- [Task brief]:
Would you extract the whole listing below and retype it exactly?

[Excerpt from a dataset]
* * * * * * * * *

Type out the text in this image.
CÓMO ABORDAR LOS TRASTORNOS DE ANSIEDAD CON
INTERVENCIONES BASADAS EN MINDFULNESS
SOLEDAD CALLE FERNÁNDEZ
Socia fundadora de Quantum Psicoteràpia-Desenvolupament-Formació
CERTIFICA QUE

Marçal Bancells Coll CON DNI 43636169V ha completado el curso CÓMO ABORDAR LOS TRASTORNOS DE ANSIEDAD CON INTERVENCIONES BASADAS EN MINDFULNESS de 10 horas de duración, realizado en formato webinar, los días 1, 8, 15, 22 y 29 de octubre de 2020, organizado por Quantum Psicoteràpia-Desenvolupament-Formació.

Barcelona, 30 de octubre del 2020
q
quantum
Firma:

* * * * * * * * *

- [Solution for this problem]:
Type out the text in this image.
CÓMO ABORDAR LOS TRASTORNOS DE ANSIEDAD CON
INTERVENCIONES BASADAS EN MINDFULNESS
SOLEDAD CALLE FERNÁNDEZ
Socia fundadora de Quantum Psicoteràpia-Desenvolupament-Formació
CERTIFICA QUE

Marçal Bancells Coll CON DNI 43636169V ha completado el curso CÓMO ABORDAR LOS TRASTORNOS DE ANSIEDAD CON INTERVENCIONES BASADAS EN MINDFULNESS de 10 horas de duración, realizado en formato webinar, los días 1, 8, 15, 22 y 29 de octubre de 2020, organizado por Quantum Psicoteràpia-Desenvolupament-Formació.

Barcelona, 30 de octubre del 2020
q
quantum
Firma:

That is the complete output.